Available records =>

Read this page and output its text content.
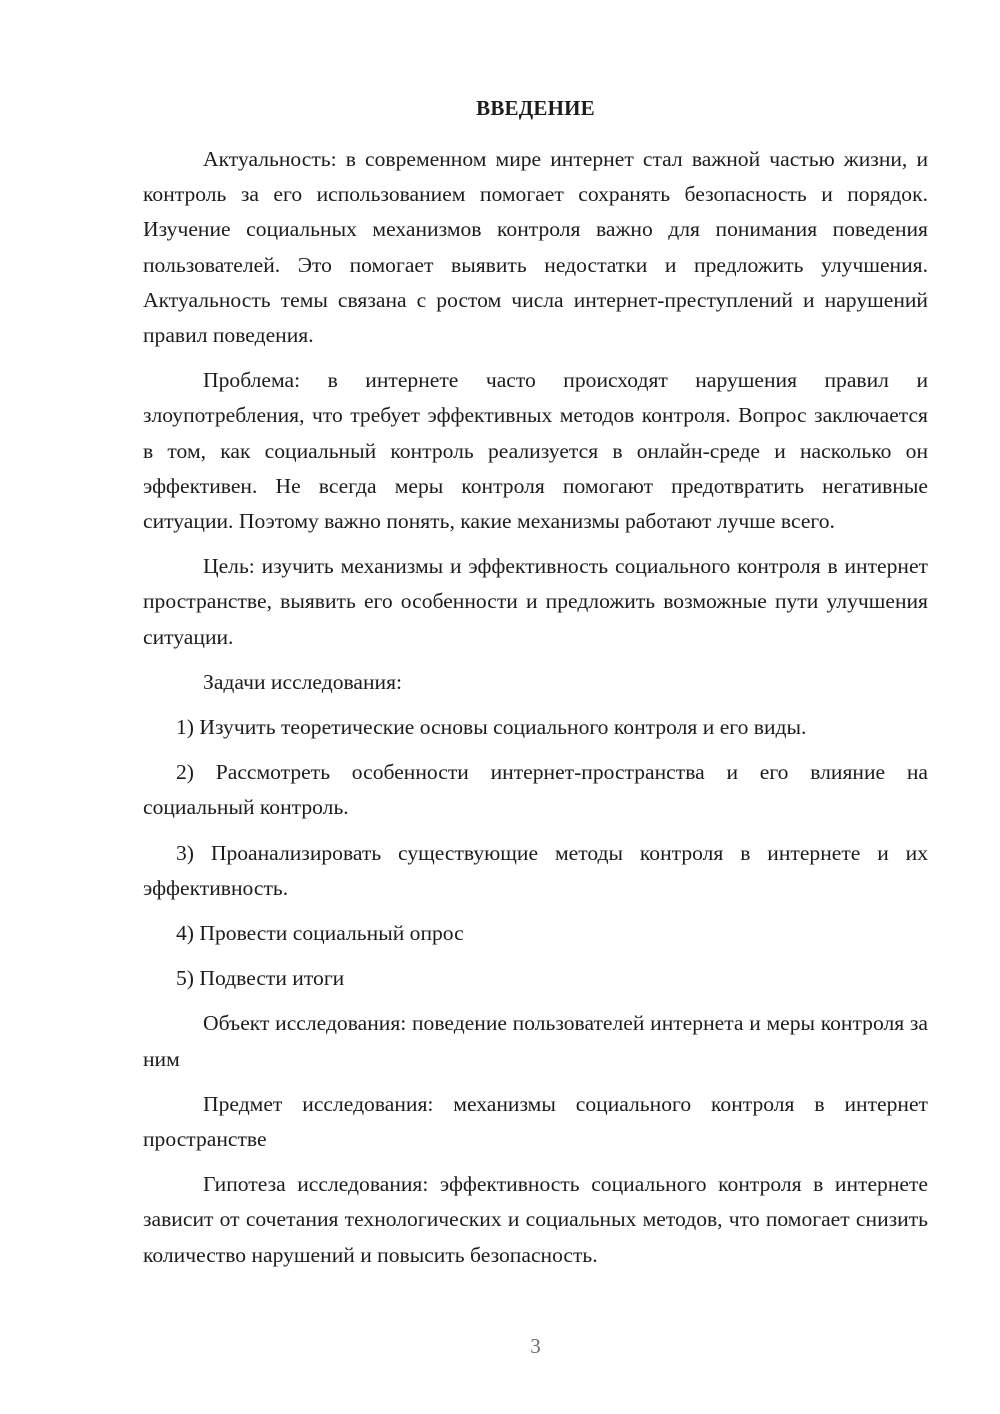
ВВЕДЕНИЕ

Актуальность: в современном мире интернет стал важной частью жизни, и контроль за его использованием помогает сохранять безопасность и порядок. Изучение социальных механизмов контроля важно для понимания поведения пользователей. Это помогает выявить недостатки и предложить улучшения. Актуальность темы связана с ростом числа интернет-преступлений и нарушений правил поведения.

Проблема: в интернете часто происходят нарушения правил и злоупотребления, что требует эффективных методов контроля. Вопрос заключается в том, как социальный контроль реализуется в онлайн-среде и насколько он эффективен. Не всегда меры контроля помогают предотвратить негативные ситуации. Поэтому важно понять, какие механизмы работают лучше всего.

Цель: изучить механизмы и эффективность социального контроля в интернет пространстве, выявить его особенности и предложить возможные пути улучшения ситуации.

Задачи исследования:

1) Изучить теоретические основы социального контроля и его виды.

2) Рассмотреть особенности интернет-пространства и его влияние на социальный контроль.

3) Проанализировать существующие методы контроля в интернете и их эффективность.

4) Провести социальный опрос

5) Подвести итоги

Объект исследования: поведение пользователей интернета и меры контроля за ним

Предмет исследования: механизмы социального контроля в интернет пространстве

Гипотеза исследования: эффективность социального контроля в интернете зависит от сочетания технологических и социальных методов, что помогает снизить количество нарушений и повысить безопасность.

3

Task =>
Gather all the lines that include the word "особенности" and copy them out.

Expected answer =>
Цель: изучить механизмы и эффективность социального контроля в интернет пространстве, выявить его особенности и предложить возможные пути улучшения ситуации.
2) Рассмотреть особенности интернет-пространства и его влияние на социальный контроль.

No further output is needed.